Rows from a figure dataset
● ● ● ●

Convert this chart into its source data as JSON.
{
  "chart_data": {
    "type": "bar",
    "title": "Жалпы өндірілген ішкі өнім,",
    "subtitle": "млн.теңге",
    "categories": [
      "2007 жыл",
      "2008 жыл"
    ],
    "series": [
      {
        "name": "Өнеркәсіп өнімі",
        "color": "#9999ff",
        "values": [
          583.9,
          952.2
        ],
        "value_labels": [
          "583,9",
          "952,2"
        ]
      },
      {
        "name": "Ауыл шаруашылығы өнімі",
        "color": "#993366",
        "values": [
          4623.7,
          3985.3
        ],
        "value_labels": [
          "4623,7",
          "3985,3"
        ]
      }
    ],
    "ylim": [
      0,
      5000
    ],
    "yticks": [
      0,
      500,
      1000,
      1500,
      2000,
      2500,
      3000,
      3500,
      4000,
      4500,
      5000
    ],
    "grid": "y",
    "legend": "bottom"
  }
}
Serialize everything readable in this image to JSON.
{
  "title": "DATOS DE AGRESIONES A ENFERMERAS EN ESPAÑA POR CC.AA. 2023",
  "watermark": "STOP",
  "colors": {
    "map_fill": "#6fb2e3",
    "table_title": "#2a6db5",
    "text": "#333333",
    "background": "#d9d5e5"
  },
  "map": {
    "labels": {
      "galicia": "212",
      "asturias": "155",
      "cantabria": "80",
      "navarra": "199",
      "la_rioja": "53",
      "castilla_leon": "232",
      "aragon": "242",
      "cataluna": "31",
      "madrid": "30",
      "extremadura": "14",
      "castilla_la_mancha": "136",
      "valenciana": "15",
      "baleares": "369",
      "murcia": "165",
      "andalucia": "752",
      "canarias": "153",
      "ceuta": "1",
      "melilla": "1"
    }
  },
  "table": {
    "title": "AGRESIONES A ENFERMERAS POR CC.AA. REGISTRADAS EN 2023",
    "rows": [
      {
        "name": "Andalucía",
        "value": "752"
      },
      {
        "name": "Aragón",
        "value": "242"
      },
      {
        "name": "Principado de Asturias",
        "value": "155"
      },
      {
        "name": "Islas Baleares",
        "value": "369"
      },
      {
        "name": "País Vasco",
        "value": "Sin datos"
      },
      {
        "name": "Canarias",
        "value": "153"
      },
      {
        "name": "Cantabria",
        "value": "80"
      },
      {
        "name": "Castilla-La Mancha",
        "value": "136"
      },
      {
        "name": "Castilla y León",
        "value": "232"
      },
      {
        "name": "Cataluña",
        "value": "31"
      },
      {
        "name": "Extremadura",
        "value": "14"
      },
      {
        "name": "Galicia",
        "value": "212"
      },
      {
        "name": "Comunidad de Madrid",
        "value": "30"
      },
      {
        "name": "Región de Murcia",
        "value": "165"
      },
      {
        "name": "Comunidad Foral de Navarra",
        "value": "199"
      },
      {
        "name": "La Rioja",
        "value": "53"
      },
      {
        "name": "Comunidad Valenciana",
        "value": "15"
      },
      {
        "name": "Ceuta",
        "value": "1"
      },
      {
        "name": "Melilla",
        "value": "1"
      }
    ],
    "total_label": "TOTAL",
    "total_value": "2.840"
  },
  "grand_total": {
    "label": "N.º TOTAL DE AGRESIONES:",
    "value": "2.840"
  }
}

● ● ● ●

Reproduce every entry shown above, precisely as it stands.

Convert this chart into its source data as JSON.
{
  "chart_data": {
    "type": "bar",
    "title": "Жалпы өндірілген ішкі өнім,",
    "subtitle": "млн.теңге",
    "categories": [
      "2007 жыл",
      "2008 жыл"
    ],
    "series": [
      {
        "name": "Өнеркәсіп өнімі",
        "color": "#9999ff",
        "values": [
          583.9,
          952.2
        ],
        "value_labels": [
          "583,9",
          "952,2"
        ]
      },
      {
        "name": "Ауыл шаруашылығы өнімі",
        "color": "#993366",
        "values": [
          4623.7,
          3985.3
        ],
        "value_labels": [
          "4623,7",
          "3985,3"
        ]
      }
    ],
    "ylim": [
      0,
      5000
    ],
    "yticks": [
      0,
      500,
      1000,
      1500,
      2000,
      2500,
      3000,
      3500,
      4000,
      4500,
      5000
    ],
    "grid": "y",
    "legend": "bottom"
  }
}
Serialize everything readable in this image to JSON.
{
  "title": "DATOS DE AGRESIONES A ENFERMERAS EN ESPAÑA POR CC.AA. 2023",
  "watermark": "STOP",
  "colors": {
    "map_fill": "#6fb2e3",
    "table_title": "#2a6db5",
    "text": "#333333",
    "background": "#d9d5e5"
  },
  "map": {
    "labels": {
      "galicia": "212",
      "asturias": "155",
      "cantabria": "80",
      "navarra": "199",
      "la_rioja": "53",
      "castilla_leon": "232",
      "aragon": "242",
      "cataluna": "31",
      "madrid": "30",
      "extremadura": "14",
      "castilla_la_mancha": "136",
      "valenciana": "15",
      "baleares": "369",
      "murcia": "165",
      "andalucia": "752",
      "canarias": "153",
      "ceuta": "1",
      "melilla": "1"
    }
  },
  "table": {
    "title": "AGRESIONES A ENFERMERAS POR CC.AA. REGISTRADAS EN 2023",
    "rows": [
      {
        "name": "Andalucía",
        "value": "752"
      },
      {
        "name": "Aragón",
        "value": "242"
      },
      {
        "name": "Principado de Asturias",
        "value": "155"
      },
      {
        "name": "Islas Baleares",
        "value": "369"
      },
      {
        "name": "País Vasco",
        "value": "Sin datos"
      },
      {
        "name": "Canarias",
        "value": "153"
      },
      {
        "name": "Cantabria",
        "value": "80"
      },
      {
        "name": "Castilla-La Mancha",
        "value": "136"
      },
      {
        "name": "Castilla y León",
        "value": "232"
      },
      {
        "name": "Cataluña",
        "value": "31"
      },
      {
        "name": "Extremadura",
        "value": "14"
      },
      {
        "name": "Galicia",
        "value": "212"
      },
      {
        "name": "Comunidad de Madrid",
        "value": "30"
      },
      {
        "name": "Región de Murcia",
        "value": "165"
      },
      {
        "name": "Comunidad Foral de Navarra",
        "value": "199"
      },
      {
        "name": "La Rioja",
        "value": "53"
      },
      {
        "name": "Comunidad Valenciana",
        "value": "15"
      },
      {
        "name": "Ceuta",
        "value": "1"
      },
      {
        "name": "Melilla",
        "value": "1"
      }
    ],
    "total_label": "TOTAL",
    "total_value": "2.840"
  },
  "grand_total": {
    "label": "N.º TOTAL DE AGRESIONES:",
    "value": "2.840"
  }
}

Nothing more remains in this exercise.